**Work instructions:** Only the pictures are left out: repeat the rest of the entries exactly.

Rows from a figure dataset
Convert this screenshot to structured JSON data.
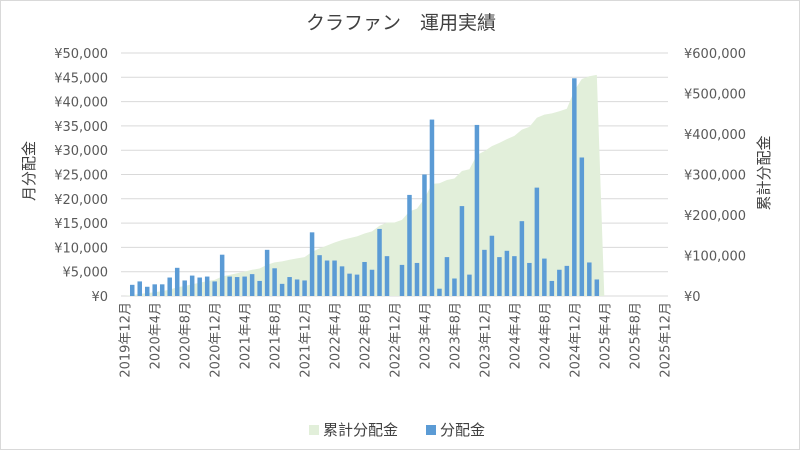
{
  "chart_data": {
    "type": "bar",
    "title": "クラファン　運用実績",
    "ylabel_left": "月分配金",
    "ylabel_right": "累計分配金",
    "ylim_left": [
      0,
      50000
    ],
    "ylim_right": [
      0,
      600000
    ],
    "yticks_left": [
      "¥0",
      "¥5,000",
      "¥10,000",
      "¥15,000",
      "¥20,000",
      "¥25,000",
      "¥30,000",
      "¥35,000",
      "¥40,000",
      "¥45,000",
      "¥50,000"
    ],
    "yticks_right": [
      "¥0",
      "¥100,000",
      "¥200,000",
      "¥300,000",
      "¥400,000",
      "¥500,000",
      "¥600,000"
    ],
    "x_tick_labels": [
      "2019年12月",
      "2020年4月",
      "2020年8月",
      "2020年12月",
      "2021年4月",
      "2021年8月",
      "2021年12月",
      "2022年4月",
      "2022年8月",
      "2022年12月",
      "2023年4月",
      "2023年8月",
      "2023年12月",
      "2024年4月",
      "2024年8月",
      "2024年12月",
      "2025年4月",
      "2025年8月",
      "2025年12月"
    ],
    "grid": true,
    "legend_position": "bottom",
    "colors": {
      "bar": "#5b9bd5",
      "area": "#e2efda",
      "grid": "#d9d9d9"
    },
    "series": [
      {
        "name": "分配金",
        "type": "bar",
        "axis": "left",
        "values": [
          0,
          2300,
          3000,
          1900,
          2400,
          2400,
          3800,
          5800,
          3200,
          4200,
          3800,
          4000,
          3000,
          8500,
          4000,
          3900,
          4000,
          4500,
          3100,
          9500,
          5700,
          2500,
          3900,
          3400,
          3200,
          13100,
          8400,
          7300,
          7300,
          6100,
          4600,
          4400,
          7000,
          5400,
          13800,
          8200,
          0,
          6400,
          20800,
          6800,
          25000,
          36300,
          1500,
          8000,
          3600,
          18500,
          4400,
          35200,
          9500,
          12400,
          8000,
          9300,
          8200,
          15400,
          6800,
          22300,
          7700,
          3100,
          5400,
          6200,
          44800,
          28500,
          6900,
          3400,
          0,
          0,
          0,
          0,
          0,
          0,
          0,
          0,
          0
        ]
      },
      {
        "name": "累計分配金",
        "type": "area",
        "axis": "right",
        "values": [
          0,
          2300,
          5300,
          7200,
          9600,
          12000,
          15800,
          21600,
          24800,
          29000,
          32800,
          36800,
          39800,
          48300,
          52300,
          56200,
          60200,
          64700,
          67800,
          77300,
          83000,
          85500,
          89400,
          92800,
          96000,
          109100,
          117500,
          124800,
          132100,
          138200,
          142800,
          147200,
          154200,
          159600,
          173400,
          181600,
          181600,
          188000,
          208800,
          215600,
          240600,
          276900,
          278400,
          286400,
          290000,
          308500,
          312900,
          348100,
          357600,
          370000,
          378000,
          387300,
          395500,
          410900,
          417700,
          440000,
          447700,
          450800,
          456200,
          462400,
          507200,
          535700,
          542600,
          546000,
          0,
          0,
          0,
          0,
          0,
          0,
          0,
          0,
          0
        ]
      }
    ]
  }
}
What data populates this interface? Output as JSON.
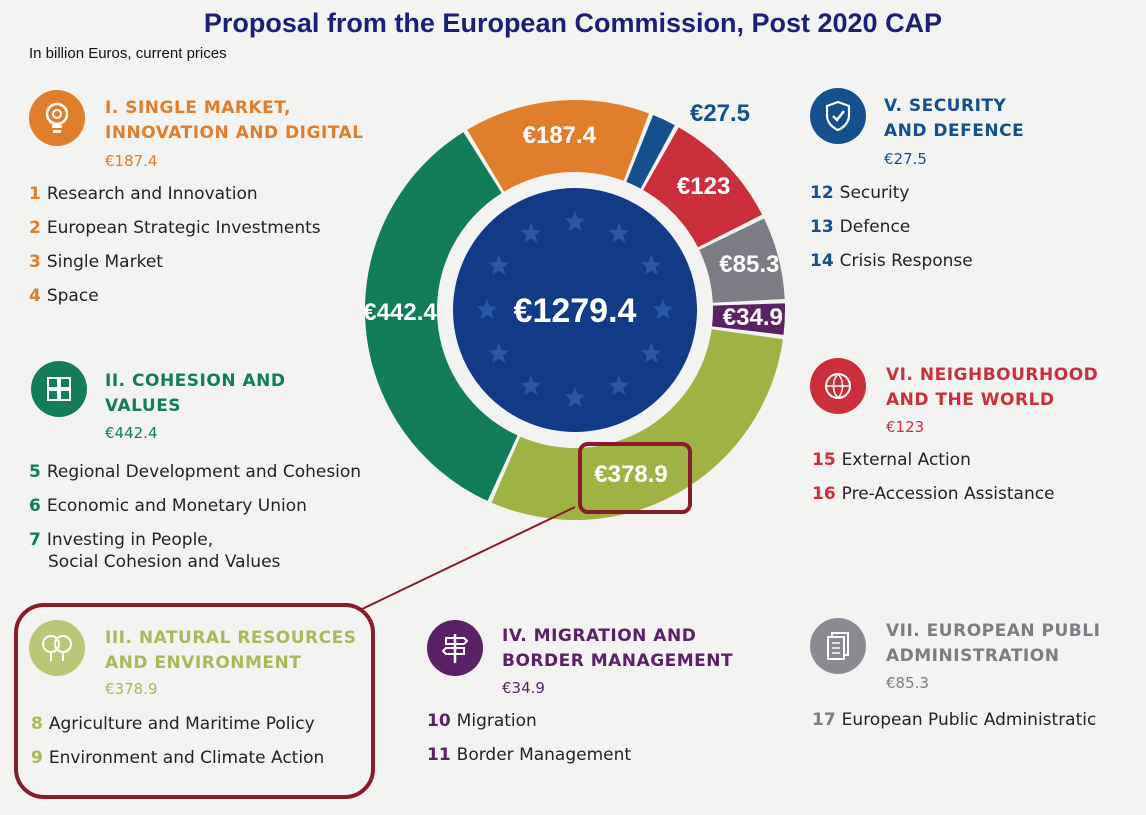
{
  "title": "Proposal from the European Commission, Post 2020 CAP",
  "subtitle": "In billion Euros, current prices",
  "total_label": "€1279.4",
  "colors": {
    "title": "#1b1f7a",
    "orange": "#e07e2c",
    "blue": "#154f8d",
    "red": "#cc2f3c",
    "grey": "#7c7c84",
    "purple": "#5b2166",
    "olive": "#9fb345",
    "green": "#137c5a",
    "center": "#123a86",
    "highlight": "#8b1a2a"
  },
  "chart_data": {
    "type": "pie",
    "donut": true,
    "title": "Proposal from the European Commission, Post 2020 CAP",
    "subtitle": "In billion Euros, current prices",
    "total": 1279.4,
    "segments": [
      {
        "name": "I. SINGLE MARKET, INNOVATION AND DIGITAL",
        "value": 187.4,
        "label": "€187.4",
        "color": "#e07e2c"
      },
      {
        "name": "V. SECURITY AND DEFENCE",
        "value": 27.5,
        "label": "€27.5",
        "color": "#154f8d"
      },
      {
        "name": "VI. NEIGHBOURHOOD AND THE WORLD",
        "value": 123,
        "label": "€123",
        "color": "#cc2f3c"
      },
      {
        "name": "VII. EUROPEAN PUBLI ADMINISTRATION",
        "value": 85.3,
        "label": "€85.3",
        "color": "#7c7c84"
      },
      {
        "name": "IV. MIGRATION AND BORDER MANAGEMENT",
        "value": 34.9,
        "label": "€34.9",
        "color": "#5b2166"
      },
      {
        "name": "III. NATURAL RESOURCES AND ENVIRONMENT",
        "value": 378.9,
        "label": "€378.9",
        "color": "#9fb345"
      },
      {
        "name": "II. COHESION AND VALUES",
        "value": 442.4,
        "label": "€442.4",
        "color": "#137c5a"
      }
    ]
  },
  "sections": {
    "s1": {
      "heading": [
        "I. SINGLE MARKET,",
        "INNOVATION AND DIGITAL"
      ],
      "amount": "€187.4",
      "items": [
        {
          "num": "1",
          "text": "Research and Innovation"
        },
        {
          "num": "2",
          "text": "European Strategic Investments"
        },
        {
          "num": "3",
          "text": "Single Market"
        },
        {
          "num": "4",
          "text": "Space"
        }
      ]
    },
    "s2": {
      "heading": [
        "II. COHESION AND",
        "VALUES"
      ],
      "amount": "€442.4",
      "items": [
        {
          "num": "5",
          "text": "Regional Development and Cohesion"
        },
        {
          "num": "6",
          "text": "Economic and Monetary Union"
        },
        {
          "num": "7",
          "text": "Investing in People,",
          "text2": "Social Cohesion and Values"
        }
      ]
    },
    "s3": {
      "heading": [
        "III. NATURAL RESOURCES",
        "AND ENVIRONMENT"
      ],
      "amount": "€378.9",
      "items": [
        {
          "num": "8",
          "text": "Agriculture and Maritime Policy"
        },
        {
          "num": "9",
          "text": "Environment and Climate Action"
        }
      ]
    },
    "s4": {
      "heading": [
        "IV. MIGRATION AND",
        "BORDER MANAGEMENT"
      ],
      "amount": "€34.9",
      "items": [
        {
          "num": "10",
          "text": "Migration"
        },
        {
          "num": "11",
          "text": "Border Management"
        }
      ]
    },
    "s5": {
      "heading": [
        "V. SECURITY",
        "AND DEFENCE"
      ],
      "amount": "€27.5",
      "items": [
        {
          "num": "12",
          "text": "Security"
        },
        {
          "num": "13",
          "text": "Defence"
        },
        {
          "num": "14",
          "text": "Crisis Response"
        }
      ]
    },
    "s6": {
      "heading": [
        "VI. NEIGHBOURHOOD",
        "AND THE WORLD"
      ],
      "amount": "€123",
      "items": [
        {
          "num": "15",
          "text": "External Action"
        },
        {
          "num": "16",
          "text": "Pre-Accession Assistance"
        }
      ]
    },
    "s7": {
      "heading": [
        "VII. EUROPEAN PUBLI",
        "ADMINISTRATION"
      ],
      "amount": "€85.3",
      "items": [
        {
          "num": "17",
          "text": "European Public Administratic"
        }
      ]
    }
  },
  "icons": {
    "s1": "lightbulb-icon",
    "s2": "puzzle-icon",
    "s3": "trees-icon",
    "s4": "signpost-icon",
    "s5": "shield-check-icon",
    "s6": "globe-pin-icon",
    "s7": "documents-icon"
  }
}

**Solution to this exercise:**
Convert this screenshot to structured JSON data.
{
  "chart_data": {
    "type": "bar",
    "title": "クラファン　運用実績",
    "ylabel_left": "月分配金",
    "ylabel_right": "累計分配金",
    "ylim_left": [
      0,
      50000
    ],
    "ylim_right": [
      0,
      600000
    ],
    "yticks_left": [
      "¥0",
      "¥5,000",
      "¥10,000",
      "¥15,000",
      "¥20,000",
      "¥25,000",
      "¥30,000",
      "¥35,000",
      "¥40,000",
      "¥45,000",
      "¥50,000"
    ],
    "yticks_right": [
      "¥0",
      "¥100,000",
      "¥200,000",
      "¥300,000",
      "¥400,000",
      "¥500,000",
      "¥600,000"
    ],
    "x_tick_labels": [
      "2019年12月",
      "2020年4月",
      "2020年8月",
      "2020年12月",
      "2021年4月",
      "2021年8月",
      "2021年12月",
      "2022年4月",
      "2022年8月",
      "2022年12月",
      "2023年4月",
      "2023年8月",
      "2023年12月",
      "2024年4月",
      "2024年8月",
      "2024年12月",
      "2025年4月",
      "2025年8月",
      "2025年12月"
    ],
    "grid": true,
    "legend_position": "bottom",
    "colors": {
      "bar": "#5b9bd5",
      "area": "#e2efda",
      "grid": "#d9d9d9"
    },
    "series": [
      {
        "name": "分配金",
        "type": "bar",
        "axis": "left",
        "values": [
          0,
          2300,
          3000,
          1900,
          2400,
          2400,
          3800,
          5800,
          3200,
          4200,
          3800,
          4000,
          3000,
          8500,
          4000,
          3900,
          4000,
          4500,
          3100,
          9500,
          5700,
          2500,
          3900,
          3400,
          3200,
          13100,
          8400,
          7300,
          7300,
          6100,
          4600,
          4400,
          7000,
          5400,
          13800,
          8200,
          0,
          6400,
          20800,
          6800,
          25000,
          36300,
          1500,
          8000,
          3600,
          18500,
          4400,
          35200,
          9500,
          12400,
          8000,
          9300,
          8200,
          15400,
          6800,
          22300,
          7700,
          3100,
          5400,
          6200,
          44800,
          28500,
          6900,
          3400,
          0,
          0,
          0,
          0,
          0,
          0,
          0,
          0,
          0
        ]
      },
      {
        "name": "累計分配金",
        "type": "area",
        "axis": "right",
        "values": [
          0,
          2300,
          5300,
          7200,
          9600,
          12000,
          15800,
          21600,
          24800,
          29000,
          32800,
          36800,
          39800,
          48300,
          52300,
          56200,
          60200,
          64700,
          67800,
          77300,
          83000,
          85500,
          89400,
          92800,
          96000,
          109100,
          117500,
          124800,
          132100,
          138200,
          142800,
          147200,
          154200,
          159600,
          173400,
          181600,
          181600,
          188000,
          208800,
          215600,
          240600,
          276900,
          278400,
          286400,
          290000,
          308500,
          312900,
          348100,
          357600,
          370000,
          378000,
          387300,
          395500,
          410900,
          417700,
          440000,
          447700,
          450800,
          456200,
          462400,
          507200,
          535700,
          542600,
          546000,
          0,
          0,
          0,
          0,
          0,
          0,
          0,
          0,
          0
        ]
      }
    ]
  }
}
What data populates this interface? Output as JSON.
{
  "title": "Proposal from the European Commission, Post 2020 CAP",
  "subtitle": "In billion Euros, current prices",
  "total_label": "€1279.4",
  "colors": {
    "title": "#1b1f7a",
    "orange": "#e07e2c",
    "blue": "#154f8d",
    "red": "#cc2f3c",
    "grey": "#7c7c84",
    "purple": "#5b2166",
    "olive": "#9fb345",
    "green": "#137c5a",
    "center": "#123a86",
    "highlight": "#8b1a2a"
  },
  "chart_data": {
    "type": "pie",
    "donut": true,
    "title": "Proposal from the European Commission, Post 2020 CAP",
    "subtitle": "In billion Euros, current prices",
    "total": 1279.4,
    "segments": [
      {
        "name": "I. SINGLE MARKET, INNOVATION AND DIGITAL",
        "value": 187.4,
        "label": "€187.4",
        "color": "#e07e2c"
      },
      {
        "name": "V. SECURITY AND DEFENCE",
        "value": 27.5,
        "label": "€27.5",
        "color": "#154f8d"
      },
      {
        "name": "VI. NEIGHBOURHOOD AND THE WORLD",
        "value": 123,
        "label": "€123",
        "color": "#cc2f3c"
      },
      {
        "name": "VII. EUROPEAN PUBLI ADMINISTRATION",
        "value": 85.3,
        "label": "€85.3",
        "color": "#7c7c84"
      },
      {
        "name": "IV. MIGRATION AND BORDER MANAGEMENT",
        "value": 34.9,
        "label": "€34.9",
        "color": "#5b2166"
      },
      {
        "name": "III. NATURAL RESOURCES AND ENVIRONMENT",
        "value": 378.9,
        "label": "€378.9",
        "color": "#9fb345"
      },
      {
        "name": "II. COHESION AND VALUES",
        "value": 442.4,
        "label": "€442.4",
        "color": "#137c5a"
      }
    ]
  },
  "sections": {
    "s1": {
      "heading": [
        "I. SINGLE MARKET,",
        "INNOVATION AND DIGITAL"
      ],
      "amount": "€187.4",
      "items": [
        {
          "num": "1",
          "text": "Research and Innovation"
        },
        {
          "num": "2",
          "text": "European Strategic Investments"
        },
        {
          "num": "3",
          "text": "Single Market"
        },
        {
          "num": "4",
          "text": "Space"
        }
      ]
    },
    "s2": {
      "heading": [
        "II. COHESION AND",
        "VALUES"
      ],
      "amount": "€442.4",
      "items": [
        {
          "num": "5",
          "text": "Regional Development and Cohesion"
        },
        {
          "num": "6",
          "text": "Economic and Monetary Union"
        },
        {
          "num": "7",
          "text": "Investing in People,",
          "text2": "Social Cohesion and Values"
        }
      ]
    },
    "s3": {
      "heading": [
        "III. NATURAL RESOURCES",
        "AND ENVIRONMENT"
      ],
      "amount": "€378.9",
      "items": [
        {
          "num": "8",
          "text": "Agriculture and Maritime Policy"
        },
        {
          "num": "9",
          "text": "Environment and Climate Action"
        }
      ]
    },
    "s4": {
      "heading": [
        "IV. MIGRATION AND",
        "BORDER MANAGEMENT"
      ],
      "amount": "€34.9",
      "items": [
        {
          "num": "10",
          "text": "Migration"
        },
        {
          "num": "11",
          "text": "Border Management"
        }
      ]
    },
    "s5": {
      "heading": [
        "V. SECURITY",
        "AND DEFENCE"
      ],
      "amount": "€27.5",
      "items": [
        {
          "num": "12",
          "text": "Security"
        },
        {
          "num": "13",
          "text": "Defence"
        },
        {
          "num": "14",
          "text": "Crisis Response"
        }
      ]
    },
    "s6": {
      "heading": [
        "VI. NEIGHBOURHOOD",
        "AND THE WORLD"
      ],
      "amount": "€123",
      "items": [
        {
          "num": "15",
          "text": "External Action"
        },
        {
          "num": "16",
          "text": "Pre-Accession Assistance"
        }
      ]
    },
    "s7": {
      "heading": [
        "VII. EUROPEAN PUBLI",
        "ADMINISTRATION"
      ],
      "amount": "€85.3",
      "items": [
        {
          "num": "17",
          "text": "European Public Administratic"
        }
      ]
    }
  },
  "icons": {
    "s1": "lightbulb-icon",
    "s2": "puzzle-icon",
    "s3": "trees-icon",
    "s4": "signpost-icon",
    "s5": "shield-check-icon",
    "s6": "globe-pin-icon",
    "s7": "documents-icon"
  }
}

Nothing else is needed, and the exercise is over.